— start SOURCE DATA —

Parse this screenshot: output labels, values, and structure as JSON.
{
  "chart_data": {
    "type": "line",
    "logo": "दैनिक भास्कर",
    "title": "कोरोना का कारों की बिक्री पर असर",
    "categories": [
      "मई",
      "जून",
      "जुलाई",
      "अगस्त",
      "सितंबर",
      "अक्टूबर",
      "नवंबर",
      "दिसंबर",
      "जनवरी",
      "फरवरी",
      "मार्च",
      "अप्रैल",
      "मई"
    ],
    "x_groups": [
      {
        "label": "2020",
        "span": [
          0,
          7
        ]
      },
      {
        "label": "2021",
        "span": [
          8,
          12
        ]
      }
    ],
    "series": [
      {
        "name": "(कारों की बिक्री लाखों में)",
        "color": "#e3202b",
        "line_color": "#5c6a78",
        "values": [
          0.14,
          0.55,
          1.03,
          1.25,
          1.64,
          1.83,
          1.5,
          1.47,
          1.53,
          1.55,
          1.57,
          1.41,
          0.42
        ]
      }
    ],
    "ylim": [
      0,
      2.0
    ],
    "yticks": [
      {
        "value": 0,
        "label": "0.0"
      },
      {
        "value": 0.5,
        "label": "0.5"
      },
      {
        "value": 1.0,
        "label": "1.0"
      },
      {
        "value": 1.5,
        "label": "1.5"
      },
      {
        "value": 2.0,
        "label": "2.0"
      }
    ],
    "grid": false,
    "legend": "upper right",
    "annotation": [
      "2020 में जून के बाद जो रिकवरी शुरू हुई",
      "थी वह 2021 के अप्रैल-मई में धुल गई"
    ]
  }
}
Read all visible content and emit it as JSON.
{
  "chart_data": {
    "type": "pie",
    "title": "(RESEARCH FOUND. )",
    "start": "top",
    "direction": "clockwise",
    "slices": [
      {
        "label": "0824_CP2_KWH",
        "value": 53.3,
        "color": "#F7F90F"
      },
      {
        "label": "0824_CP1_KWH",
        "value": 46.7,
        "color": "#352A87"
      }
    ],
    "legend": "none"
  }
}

— end SOURCE DATA —

Set down all of the records shown above once more, exactly.

**RESPONSE TO THIS TASK**
Parse this screenshot: output labels, values, and structure as JSON.
{
  "chart_data": {
    "type": "line",
    "logo": "दैनिक भास्कर",
    "title": "कोरोना का कारों की बिक्री पर असर",
    "categories": [
      "मई",
      "जून",
      "जुलाई",
      "अगस्त",
      "सितंबर",
      "अक्टूबर",
      "नवंबर",
      "दिसंबर",
      "जनवरी",
      "फरवरी",
      "मार्च",
      "अप्रैल",
      "मई"
    ],
    "x_groups": [
      {
        "label": "2020",
        "span": [
          0,
          7
        ]
      },
      {
        "label": "2021",
        "span": [
          8,
          12
        ]
      }
    ],
    "series": [
      {
        "name": "(कारों की बिक्री लाखों में)",
        "color": "#e3202b",
        "line_color": "#5c6a78",
        "values": [
          0.14,
          0.55,
          1.03,
          1.25,
          1.64,
          1.83,
          1.5,
          1.47,
          1.53,
          1.55,
          1.57,
          1.41,
          0.42
        ]
      }
    ],
    "ylim": [
      0,
      2.0
    ],
    "yticks": [
      {
        "value": 0,
        "label": "0.0"
      },
      {
        "value": 0.5,
        "label": "0.5"
      },
      {
        "value": 1.0,
        "label": "1.0"
      },
      {
        "value": 1.5,
        "label": "1.5"
      },
      {
        "value": 2.0,
        "label": "2.0"
      }
    ],
    "grid": false,
    "legend": "upper right",
    "annotation": [
      "2020 में जून के बाद जो रिकवरी शुरू हुई",
      "थी वह 2021 के अप्रैल-मई में धुल गई"
    ]
  }
}
Read all visible content and emit it as JSON.
{
  "chart_data": {
    "type": "pie",
    "title": "(RESEARCH FOUND. )",
    "start": "top",
    "direction": "clockwise",
    "slices": [
      {
        "label": "0824_CP2_KWH",
        "value": 53.3,
        "color": "#F7F90F"
      },
      {
        "label": "0824_CP1_KWH",
        "value": 46.7,
        "color": "#352A87"
      }
    ],
    "legend": "none"
  }
}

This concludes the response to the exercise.